§ **Short problem**:
Write out the listing in full, matching it word for word.

§ **The data**:
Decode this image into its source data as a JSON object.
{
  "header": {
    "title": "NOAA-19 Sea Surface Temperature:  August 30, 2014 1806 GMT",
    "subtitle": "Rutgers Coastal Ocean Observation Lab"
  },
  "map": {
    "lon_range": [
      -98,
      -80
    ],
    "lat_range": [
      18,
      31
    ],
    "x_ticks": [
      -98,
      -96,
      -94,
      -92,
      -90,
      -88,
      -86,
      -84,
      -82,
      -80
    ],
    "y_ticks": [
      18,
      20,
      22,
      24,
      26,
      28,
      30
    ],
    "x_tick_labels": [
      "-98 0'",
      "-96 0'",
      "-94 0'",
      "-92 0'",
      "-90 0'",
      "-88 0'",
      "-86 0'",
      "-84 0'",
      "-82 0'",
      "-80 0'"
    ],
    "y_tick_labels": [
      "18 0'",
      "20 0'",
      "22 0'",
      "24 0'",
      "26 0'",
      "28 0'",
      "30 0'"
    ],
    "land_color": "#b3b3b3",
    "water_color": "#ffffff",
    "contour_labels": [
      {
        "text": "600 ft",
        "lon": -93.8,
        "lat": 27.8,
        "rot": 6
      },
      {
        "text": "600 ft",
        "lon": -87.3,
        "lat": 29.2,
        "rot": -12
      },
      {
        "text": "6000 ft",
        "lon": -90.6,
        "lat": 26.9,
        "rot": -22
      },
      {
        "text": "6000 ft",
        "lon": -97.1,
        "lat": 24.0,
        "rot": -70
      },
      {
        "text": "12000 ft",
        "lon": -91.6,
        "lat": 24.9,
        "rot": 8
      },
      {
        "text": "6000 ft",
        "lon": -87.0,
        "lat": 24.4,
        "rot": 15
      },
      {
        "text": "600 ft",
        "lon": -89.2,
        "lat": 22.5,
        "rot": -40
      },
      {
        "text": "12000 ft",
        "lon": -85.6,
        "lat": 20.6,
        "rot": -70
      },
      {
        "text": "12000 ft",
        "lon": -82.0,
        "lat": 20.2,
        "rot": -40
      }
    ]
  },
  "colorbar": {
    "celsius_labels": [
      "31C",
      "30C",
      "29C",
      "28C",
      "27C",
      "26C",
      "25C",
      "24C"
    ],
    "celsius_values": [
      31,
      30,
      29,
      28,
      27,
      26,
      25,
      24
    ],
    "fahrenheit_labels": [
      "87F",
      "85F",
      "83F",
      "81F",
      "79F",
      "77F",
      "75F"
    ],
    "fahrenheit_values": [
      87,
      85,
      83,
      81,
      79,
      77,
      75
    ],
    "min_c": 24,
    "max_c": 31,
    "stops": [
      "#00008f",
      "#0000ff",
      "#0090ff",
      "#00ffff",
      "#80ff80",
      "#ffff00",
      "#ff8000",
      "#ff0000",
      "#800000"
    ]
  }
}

§ **Written solution**:
Decode this image into its source data as a JSON object.
{
  "header": {
    "title": "NOAA-19 Sea Surface Temperature:  August 30, 2014 1806 GMT",
    "subtitle": "Rutgers Coastal Ocean Observation Lab"
  },
  "map": {
    "lon_range": [
      -98,
      -80
    ],
    "lat_range": [
      18,
      31
    ],
    "x_ticks": [
      -98,
      -96,
      -94,
      -92,
      -90,
      -88,
      -86,
      -84,
      -82,
      -80
    ],
    "y_ticks": [
      18,
      20,
      22,
      24,
      26,
      28,
      30
    ],
    "x_tick_labels": [
      "-98 0'",
      "-96 0'",
      "-94 0'",
      "-92 0'",
      "-90 0'",
      "-88 0'",
      "-86 0'",
      "-84 0'",
      "-82 0'",
      "-80 0'"
    ],
    "y_tick_labels": [
      "18 0'",
      "20 0'",
      "22 0'",
      "24 0'",
      "26 0'",
      "28 0'",
      "30 0'"
    ],
    "land_color": "#b3b3b3",
    "water_color": "#ffffff",
    "contour_labels": [
      {
        "text": "600 ft",
        "lon": -93.8,
        "lat": 27.8,
        "rot": 6
      },
      {
        "text": "600 ft",
        "lon": -87.3,
        "lat": 29.2,
        "rot": -12
      },
      {
        "text": "6000 ft",
        "lon": -90.6,
        "lat": 26.9,
        "rot": -22
      },
      {
        "text": "6000 ft",
        "lon": -97.1,
        "lat": 24.0,
        "rot": -70
      },
      {
        "text": "12000 ft",
        "lon": -91.6,
        "lat": 24.9,
        "rot": 8
      },
      {
        "text": "6000 ft",
        "lon": -87.0,
        "lat": 24.4,
        "rot": 15
      },
      {
        "text": "600 ft",
        "lon": -89.2,
        "lat": 22.5,
        "rot": -40
      },
      {
        "text": "12000 ft",
        "lon": -85.6,
        "lat": 20.6,
        "rot": -70
      },
      {
        "text": "12000 ft",
        "lon": -82.0,
        "lat": 20.2,
        "rot": -40
      }
    ]
  },
  "colorbar": {
    "celsius_labels": [
      "31C",
      "30C",
      "29C",
      "28C",
      "27C",
      "26C",
      "25C",
      "24C"
    ],
    "celsius_values": [
      31,
      30,
      29,
      28,
      27,
      26,
      25,
      24
    ],
    "fahrenheit_labels": [
      "87F",
      "85F",
      "83F",
      "81F",
      "79F",
      "77F",
      "75F"
    ],
    "fahrenheit_values": [
      87,
      85,
      83,
      81,
      79,
      77,
      75
    ],
    "min_c": 24,
    "max_c": 31,
    "stops": [
      "#00008f",
      "#0000ff",
      "#0090ff",
      "#00ffff",
      "#80ff80",
      "#ffff00",
      "#ff8000",
      "#ff0000",
      "#800000"
    ]
  }
}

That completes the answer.